DIRECTIONS FOR THIS TASK: Write these lines out again unchanged, starting at the line that contains "101, 1096, 132]" and stopping after the line that contains "325, 1217, 357]".

RECORDS SHOWN:
######

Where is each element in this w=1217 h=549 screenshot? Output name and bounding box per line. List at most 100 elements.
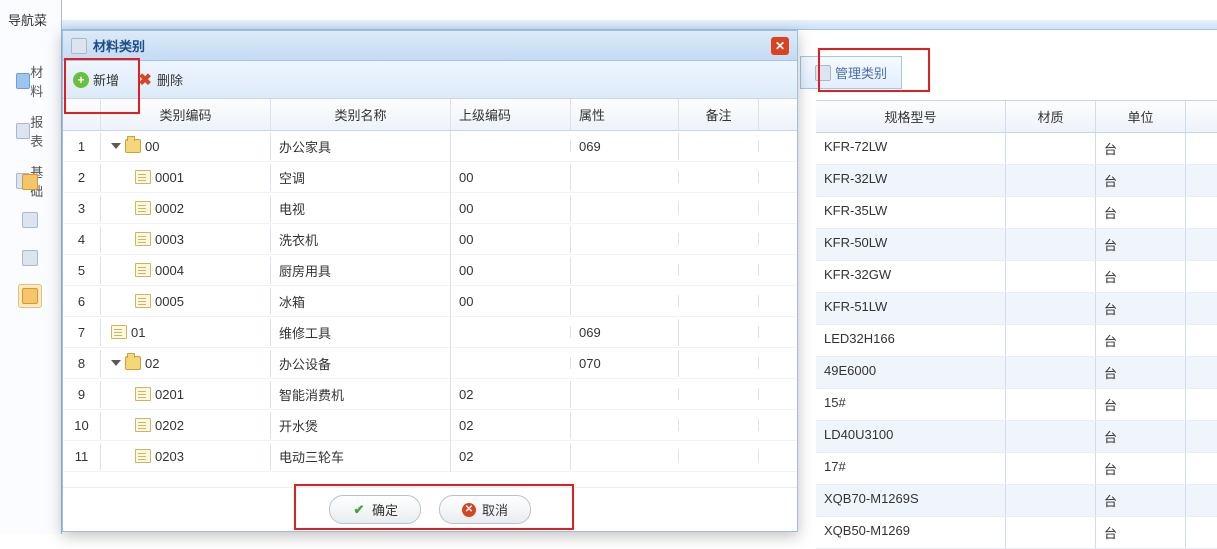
col-material[interactable]: 材质	[1006, 101, 1096, 132]
material-table: 规格型号 材质 单位 KFR-72LW台KFR-32LW台KFR-35LW台KF…	[816, 100, 1217, 549]
category-row[interactable]: 90201智能消费机02	[63, 379, 797, 410]
category-row[interactable]: 20001空调00	[63, 162, 797, 193]
category-row[interactable]: 701维修工具069	[63, 317, 797, 348]
cell-name: 冰箱	[271, 286, 451, 317]
category-row[interactable]: 100办公家具069	[63, 131, 797, 162]
cell-code: 0203	[101, 443, 271, 470]
cell-material	[1006, 165, 1096, 196]
cell-spec: KFR-72LW	[816, 133, 1006, 164]
cell-parent: 00	[451, 164, 571, 191]
table-row[interactable]: KFR-35LW台	[816, 197, 1217, 229]
cell-note	[679, 450, 759, 462]
cell-number: 7	[63, 319, 101, 346]
col-parent[interactable]: 上级编码	[451, 99, 571, 130]
category-row[interactable]: 50004厨房用具00	[63, 255, 797, 286]
dialog-icon	[71, 38, 87, 54]
table-row[interactable]: KFR-50LW台	[816, 229, 1217, 261]
nav-item-material[interactable]: 材料	[8, 56, 61, 106]
cell-note	[679, 264, 759, 276]
cell-attr: 070	[571, 350, 679, 377]
category-row[interactable]: 30002电视00	[63, 193, 797, 224]
table-row[interactable]: LED32H166 台	[816, 325, 1217, 357]
table-row[interactable]: 17#台	[816, 453, 1217, 485]
dialog-toolbar: + 新增 ✖ 删除	[63, 61, 797, 99]
code-text: 0203	[155, 449, 184, 464]
category-row[interactable]: 110203电动三轮车02	[63, 441, 797, 472]
cell-number: 10	[63, 412, 101, 439]
file-icon	[111, 325, 127, 339]
cell-note	[679, 388, 759, 400]
cell-name: 电视	[271, 193, 451, 224]
category-row[interactable]: 60005冰箱00	[63, 286, 797, 317]
cell-spec: LED32H166	[816, 325, 1006, 356]
grid-icon	[16, 73, 30, 89]
form-icon	[815, 65, 831, 81]
close-button[interactable]: ✕	[771, 37, 789, 55]
col-code[interactable]: 类别编码	[101, 99, 271, 130]
sidebar-tool-icon[interactable]	[18, 170, 42, 194]
table-row[interactable]: 49E6000台	[816, 357, 1217, 389]
cell-name: 办公设备	[271, 348, 451, 379]
table-row[interactable]: XQB50-M1269台	[816, 517, 1217, 549]
cell-spec: KFR-35LW	[816, 197, 1006, 228]
tab-manage-category[interactable]: 管理类别	[800, 56, 902, 89]
cell-code: 00	[101, 133, 271, 160]
col-attr[interactable]: 属性	[571, 99, 679, 130]
sidebar-tool-icon-active[interactable]	[18, 284, 42, 308]
cell-material	[1006, 261, 1096, 292]
cell-unit: 台	[1096, 453, 1186, 484]
col-unit[interactable]: 单位	[1096, 101, 1186, 132]
col-name[interactable]: 类别名称	[271, 99, 451, 130]
cell-code: 0002	[101, 195, 271, 222]
dialog-titlebar[interactable]: 材料类别 ✕	[63, 31, 797, 61]
code-text: 00	[145, 139, 159, 154]
delete-button[interactable]: ✖ 删除	[137, 70, 183, 89]
table-row[interactable]: LD40U3100台	[816, 421, 1217, 453]
cancel-button[interactable]: ✕ 取消	[439, 495, 531, 524]
disc-icon	[22, 174, 38, 190]
category-row[interactable]: 802办公设备070	[63, 348, 797, 379]
sidebar-tool-icon[interactable]	[18, 208, 42, 232]
cell-attr	[571, 419, 679, 431]
cell-name: 电动三轮车	[271, 441, 451, 472]
cell-unit: 台	[1096, 421, 1186, 452]
file-icon	[135, 201, 151, 215]
table-row[interactable]: KFR-51LW台	[816, 293, 1217, 325]
category-grid-body[interactable]: 100办公家具06920001空调0030002电视0040003洗衣机0050…	[63, 131, 797, 487]
sidebar-tool-icon[interactable]	[18, 246, 42, 270]
nav-item-report[interactable]: 报表	[8, 106, 61, 156]
col-note[interactable]: 备注	[679, 99, 759, 130]
tab-label: 管理类别	[835, 63, 887, 82]
cell-spec: XQB70-M1269S	[816, 485, 1006, 516]
code-text: 0001	[155, 170, 184, 185]
cell-unit: 台	[1096, 325, 1186, 356]
table-row[interactable]: XQB70-M1269S台	[816, 485, 1217, 517]
table-row[interactable]: KFR-72LW台	[816, 133, 1217, 165]
cell-name: 智能消费机	[271, 379, 451, 410]
cell-unit: 台	[1096, 357, 1186, 388]
category-grid-header: 类别编码 类别名称 上级编码 属性 备注	[63, 99, 797, 131]
expand-toggle-icon[interactable]	[111, 360, 121, 366]
expand-toggle-icon[interactable]	[111, 143, 121, 149]
category-row[interactable]: 100202开水煲02	[63, 410, 797, 441]
col-number[interactable]	[63, 99, 101, 130]
col-spec[interactable]: 规格型号	[816, 101, 1006, 132]
dialog-footer: ✔ 确定 ✕ 取消	[63, 487, 797, 531]
cell-material	[1006, 293, 1096, 324]
ok-button[interactable]: ✔ 确定	[329, 495, 421, 524]
cell-spec: 15#	[816, 389, 1006, 420]
table-row[interactable]: 15#台	[816, 389, 1217, 421]
cell-number: 8	[63, 350, 101, 377]
cell-parent: 00	[451, 257, 571, 284]
cell-material	[1006, 453, 1096, 484]
add-button[interactable]: + 新增	[73, 70, 119, 89]
window-plus-icon	[22, 250, 38, 266]
category-row[interactable]: 40003洗衣机00	[63, 224, 797, 255]
cell-attr	[571, 388, 679, 400]
table-row[interactable]: KFR-32GW台	[816, 261, 1217, 293]
x-icon: ✖	[137, 72, 153, 88]
folder-icon	[125, 139, 141, 153]
table-row[interactable]: KFR-32LW台	[816, 165, 1217, 197]
cell-number: 11	[63, 443, 101, 470]
cell-spec: KFR-32LW	[816, 165, 1006, 196]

######

WRITTEN SOLUTION:
col-material[interactable]: 材质	[1006, 101, 1096, 132]
material-table: 规格型号 材质 单位 KFR-72LW台KFR-32LW台KFR-35LW台KF…	[816, 100, 1217, 549]
category-row[interactable]: 90201智能消费机02	[63, 379, 797, 410]
category-row[interactable]: 20001空调00	[63, 162, 797, 193]
category-row[interactable]: 701维修工具069	[63, 317, 797, 348]
cell-name: 冰箱	[271, 286, 451, 317]
category-row[interactable]: 100办公家具069	[63, 131, 797, 162]
cell-code: 0203	[101, 443, 271, 470]
cell-material	[1006, 165, 1096, 196]
cell-spec: KFR-72LW	[816, 133, 1006, 164]
cell-parent: 00	[451, 164, 571, 191]
table-row[interactable]: KFR-35LW台	[816, 197, 1217, 229]
cell-note	[679, 450, 759, 462]
cell-number: 7	[63, 319, 101, 346]
col-parent[interactable]: 上级编码	[451, 99, 571, 130]
category-row[interactable]: 50004厨房用具00	[63, 255, 797, 286]
dialog-icon	[71, 38, 87, 54]
table-row[interactable]: KFR-50LW台	[816, 229, 1217, 261]
nav-item-material[interactable]: 材料	[8, 56, 61, 106]
cell-note	[679, 264, 759, 276]
cell-attr: 070	[571, 350, 679, 377]
category-row[interactable]: 30002电视00	[63, 193, 797, 224]
table-row[interactable]: LED32H166 台	[816, 325, 1217, 357]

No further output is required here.